(Some records)
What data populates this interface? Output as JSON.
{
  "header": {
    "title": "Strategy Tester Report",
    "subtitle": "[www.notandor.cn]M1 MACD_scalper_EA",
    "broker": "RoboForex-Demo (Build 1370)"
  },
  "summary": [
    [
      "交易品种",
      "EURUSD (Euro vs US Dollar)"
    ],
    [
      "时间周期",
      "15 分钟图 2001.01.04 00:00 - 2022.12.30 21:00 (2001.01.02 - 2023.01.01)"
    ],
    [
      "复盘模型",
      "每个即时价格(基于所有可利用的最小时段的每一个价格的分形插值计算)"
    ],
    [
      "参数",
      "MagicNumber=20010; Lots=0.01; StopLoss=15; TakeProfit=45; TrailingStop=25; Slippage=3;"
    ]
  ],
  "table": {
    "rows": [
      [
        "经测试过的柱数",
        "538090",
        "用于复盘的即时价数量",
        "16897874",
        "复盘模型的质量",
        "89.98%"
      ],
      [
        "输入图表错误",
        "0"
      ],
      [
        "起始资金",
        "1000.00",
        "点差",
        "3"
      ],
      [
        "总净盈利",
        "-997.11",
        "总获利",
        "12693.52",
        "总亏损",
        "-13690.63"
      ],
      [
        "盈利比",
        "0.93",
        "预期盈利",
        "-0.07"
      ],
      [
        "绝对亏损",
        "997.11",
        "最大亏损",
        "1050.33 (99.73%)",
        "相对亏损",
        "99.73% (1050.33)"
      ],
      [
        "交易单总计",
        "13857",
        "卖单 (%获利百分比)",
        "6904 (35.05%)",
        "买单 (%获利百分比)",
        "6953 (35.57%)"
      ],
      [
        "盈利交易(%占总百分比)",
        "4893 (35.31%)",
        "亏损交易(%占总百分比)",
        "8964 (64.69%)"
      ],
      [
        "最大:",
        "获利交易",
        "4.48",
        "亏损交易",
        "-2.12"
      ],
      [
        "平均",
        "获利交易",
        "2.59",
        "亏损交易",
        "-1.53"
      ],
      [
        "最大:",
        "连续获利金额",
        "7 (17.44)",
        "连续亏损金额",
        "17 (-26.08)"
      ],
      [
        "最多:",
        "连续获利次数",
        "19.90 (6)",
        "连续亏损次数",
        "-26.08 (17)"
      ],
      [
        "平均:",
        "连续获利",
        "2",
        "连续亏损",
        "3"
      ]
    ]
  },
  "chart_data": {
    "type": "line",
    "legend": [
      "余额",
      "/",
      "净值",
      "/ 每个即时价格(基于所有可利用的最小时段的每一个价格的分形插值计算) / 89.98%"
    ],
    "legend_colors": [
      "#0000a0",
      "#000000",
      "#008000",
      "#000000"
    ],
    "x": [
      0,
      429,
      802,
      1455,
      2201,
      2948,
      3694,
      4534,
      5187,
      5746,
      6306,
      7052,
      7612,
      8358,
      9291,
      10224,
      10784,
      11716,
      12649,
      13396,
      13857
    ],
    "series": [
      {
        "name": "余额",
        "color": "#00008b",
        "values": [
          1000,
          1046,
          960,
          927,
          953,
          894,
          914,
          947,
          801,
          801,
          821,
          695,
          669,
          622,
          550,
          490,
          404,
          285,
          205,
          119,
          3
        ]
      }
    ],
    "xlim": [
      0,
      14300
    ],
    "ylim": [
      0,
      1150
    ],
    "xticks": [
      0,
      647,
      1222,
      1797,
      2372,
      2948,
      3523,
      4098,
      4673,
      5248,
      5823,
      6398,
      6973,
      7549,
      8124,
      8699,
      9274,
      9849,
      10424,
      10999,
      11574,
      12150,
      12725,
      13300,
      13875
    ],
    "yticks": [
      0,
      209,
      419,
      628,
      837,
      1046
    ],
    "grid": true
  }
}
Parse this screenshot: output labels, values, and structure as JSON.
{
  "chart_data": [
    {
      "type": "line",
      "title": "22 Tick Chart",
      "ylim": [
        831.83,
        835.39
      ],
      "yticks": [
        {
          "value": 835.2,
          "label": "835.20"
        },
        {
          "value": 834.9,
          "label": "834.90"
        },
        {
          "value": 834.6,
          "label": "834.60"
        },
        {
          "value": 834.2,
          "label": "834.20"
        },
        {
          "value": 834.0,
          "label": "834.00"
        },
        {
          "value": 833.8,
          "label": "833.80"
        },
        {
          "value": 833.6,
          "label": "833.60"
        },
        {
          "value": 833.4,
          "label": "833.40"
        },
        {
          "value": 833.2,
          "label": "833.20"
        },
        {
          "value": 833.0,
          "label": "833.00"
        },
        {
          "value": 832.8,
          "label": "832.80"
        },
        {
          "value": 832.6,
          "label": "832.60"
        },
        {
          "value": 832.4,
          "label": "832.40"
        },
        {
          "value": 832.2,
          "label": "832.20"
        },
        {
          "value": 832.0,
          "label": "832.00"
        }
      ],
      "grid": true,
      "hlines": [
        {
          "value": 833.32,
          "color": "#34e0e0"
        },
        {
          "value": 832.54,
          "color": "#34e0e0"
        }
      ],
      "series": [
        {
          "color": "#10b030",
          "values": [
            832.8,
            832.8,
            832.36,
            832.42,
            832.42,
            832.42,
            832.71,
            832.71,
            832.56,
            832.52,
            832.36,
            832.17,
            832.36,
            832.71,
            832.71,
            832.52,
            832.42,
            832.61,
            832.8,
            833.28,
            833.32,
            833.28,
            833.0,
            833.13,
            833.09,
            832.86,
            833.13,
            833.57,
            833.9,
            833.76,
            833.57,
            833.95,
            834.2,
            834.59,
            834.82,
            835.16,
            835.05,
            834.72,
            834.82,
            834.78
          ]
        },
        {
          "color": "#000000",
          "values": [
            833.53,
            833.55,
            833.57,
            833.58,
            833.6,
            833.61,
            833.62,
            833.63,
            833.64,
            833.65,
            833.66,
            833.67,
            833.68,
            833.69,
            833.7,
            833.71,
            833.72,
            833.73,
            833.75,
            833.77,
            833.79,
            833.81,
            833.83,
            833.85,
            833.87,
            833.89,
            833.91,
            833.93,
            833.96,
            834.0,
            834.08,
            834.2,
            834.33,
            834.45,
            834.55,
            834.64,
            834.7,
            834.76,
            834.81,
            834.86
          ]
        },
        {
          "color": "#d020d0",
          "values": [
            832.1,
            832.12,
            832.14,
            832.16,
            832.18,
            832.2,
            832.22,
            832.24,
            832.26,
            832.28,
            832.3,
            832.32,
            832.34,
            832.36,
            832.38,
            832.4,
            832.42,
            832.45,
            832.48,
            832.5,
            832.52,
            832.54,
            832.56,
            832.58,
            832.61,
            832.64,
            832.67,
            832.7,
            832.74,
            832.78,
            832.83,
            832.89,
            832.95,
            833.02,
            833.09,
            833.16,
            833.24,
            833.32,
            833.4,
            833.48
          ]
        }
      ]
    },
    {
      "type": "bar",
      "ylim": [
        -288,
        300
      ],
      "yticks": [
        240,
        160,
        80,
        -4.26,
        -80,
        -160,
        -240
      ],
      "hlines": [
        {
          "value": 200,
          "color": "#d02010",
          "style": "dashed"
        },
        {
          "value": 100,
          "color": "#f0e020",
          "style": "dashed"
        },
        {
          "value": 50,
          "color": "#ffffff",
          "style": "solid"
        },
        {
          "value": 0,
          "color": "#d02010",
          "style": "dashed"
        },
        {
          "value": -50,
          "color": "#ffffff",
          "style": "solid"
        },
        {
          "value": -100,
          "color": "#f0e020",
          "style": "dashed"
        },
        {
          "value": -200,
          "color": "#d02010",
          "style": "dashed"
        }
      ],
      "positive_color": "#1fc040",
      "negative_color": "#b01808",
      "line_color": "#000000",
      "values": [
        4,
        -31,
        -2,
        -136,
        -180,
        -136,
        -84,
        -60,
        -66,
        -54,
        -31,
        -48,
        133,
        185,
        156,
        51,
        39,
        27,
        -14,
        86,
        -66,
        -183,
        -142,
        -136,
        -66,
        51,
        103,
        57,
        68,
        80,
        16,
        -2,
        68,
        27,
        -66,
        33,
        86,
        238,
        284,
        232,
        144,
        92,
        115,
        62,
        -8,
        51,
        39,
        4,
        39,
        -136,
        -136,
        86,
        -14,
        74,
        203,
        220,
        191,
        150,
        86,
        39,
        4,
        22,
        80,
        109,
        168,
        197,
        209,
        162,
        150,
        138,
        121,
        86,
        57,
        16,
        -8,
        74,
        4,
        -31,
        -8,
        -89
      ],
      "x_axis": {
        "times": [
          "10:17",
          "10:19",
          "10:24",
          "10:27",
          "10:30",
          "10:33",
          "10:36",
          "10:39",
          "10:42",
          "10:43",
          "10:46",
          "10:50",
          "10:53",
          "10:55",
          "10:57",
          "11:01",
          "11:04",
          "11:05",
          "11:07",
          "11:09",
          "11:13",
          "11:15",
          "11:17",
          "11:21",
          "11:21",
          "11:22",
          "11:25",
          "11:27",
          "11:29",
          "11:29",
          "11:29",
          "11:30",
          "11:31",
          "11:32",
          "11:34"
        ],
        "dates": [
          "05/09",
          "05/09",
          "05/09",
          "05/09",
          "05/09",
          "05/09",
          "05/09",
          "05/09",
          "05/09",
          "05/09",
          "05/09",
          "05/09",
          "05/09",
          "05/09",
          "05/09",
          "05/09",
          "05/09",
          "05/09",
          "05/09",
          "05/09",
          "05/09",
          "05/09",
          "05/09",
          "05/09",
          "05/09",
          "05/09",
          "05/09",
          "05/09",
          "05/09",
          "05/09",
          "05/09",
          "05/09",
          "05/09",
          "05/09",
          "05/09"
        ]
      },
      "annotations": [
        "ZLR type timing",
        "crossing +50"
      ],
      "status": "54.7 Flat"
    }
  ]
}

◆ REQUIREMENTS ◆
Where a line holds "JSON", copy it out.

◆ OUTPUT OF THE EXERCISE ◆
What data populates this interface? Output as JSON.
Parse this screenshot: output labels, values, and structure as JSON.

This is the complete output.